:: What is required ::
Extract all of the entries and give them again, word for word.
BEGIN
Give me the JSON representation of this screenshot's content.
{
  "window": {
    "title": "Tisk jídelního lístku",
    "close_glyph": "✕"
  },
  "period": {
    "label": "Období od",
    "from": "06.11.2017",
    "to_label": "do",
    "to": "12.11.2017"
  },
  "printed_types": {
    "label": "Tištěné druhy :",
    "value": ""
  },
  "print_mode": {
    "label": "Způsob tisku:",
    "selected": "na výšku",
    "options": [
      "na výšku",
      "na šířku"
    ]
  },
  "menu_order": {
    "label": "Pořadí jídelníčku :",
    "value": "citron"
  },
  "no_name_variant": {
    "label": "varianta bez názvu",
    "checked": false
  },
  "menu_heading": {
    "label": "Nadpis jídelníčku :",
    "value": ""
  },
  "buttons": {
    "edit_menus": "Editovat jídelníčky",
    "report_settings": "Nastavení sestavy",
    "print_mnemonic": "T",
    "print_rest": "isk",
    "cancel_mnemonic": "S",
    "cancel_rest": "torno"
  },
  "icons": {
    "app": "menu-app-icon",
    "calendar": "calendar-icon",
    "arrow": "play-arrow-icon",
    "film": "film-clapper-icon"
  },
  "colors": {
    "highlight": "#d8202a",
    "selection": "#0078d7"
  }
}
END
:: Answer in full ::
Give me the JSON representation of this screenshot's content.
{
  "window": {
    "title": "Tisk jídelního lístku",
    "close_glyph": "✕"
  },
  "period": {
    "label": "Období od",
    "from": "06.11.2017",
    "to_label": "do",
    "to": "12.11.2017"
  },
  "printed_types": {
    "label": "Tištěné druhy :",
    "value": ""
  },
  "print_mode": {
    "label": "Způsob tisku:",
    "selected": "na výšku",
    "options": [
      "na výšku",
      "na šířku"
    ]
  },
  "menu_order": {
    "label": "Pořadí jídelníčku :",
    "value": "citron"
  },
  "no_name_variant": {
    "label": "varianta bez názvu",
    "checked": false
  },
  "menu_heading": {
    "label": "Nadpis jídelníčku :",
    "value": ""
  },
  "buttons": {
    "edit_menus": "Editovat jídelníčky",
    "report_settings": "Nastavení sestavy",
    "print_mnemonic": "T",
    "print_rest": "isk",
    "cancel_mnemonic": "S",
    "cancel_rest": "torno"
  },
  "icons": {
    "app": "menu-app-icon",
    "calendar": "calendar-icon",
    "arrow": "play-arrow-icon",
    "film": "film-clapper-icon"
  },
  "colors": {
    "highlight": "#d8202a",
    "selection": "#0078d7"
  }
}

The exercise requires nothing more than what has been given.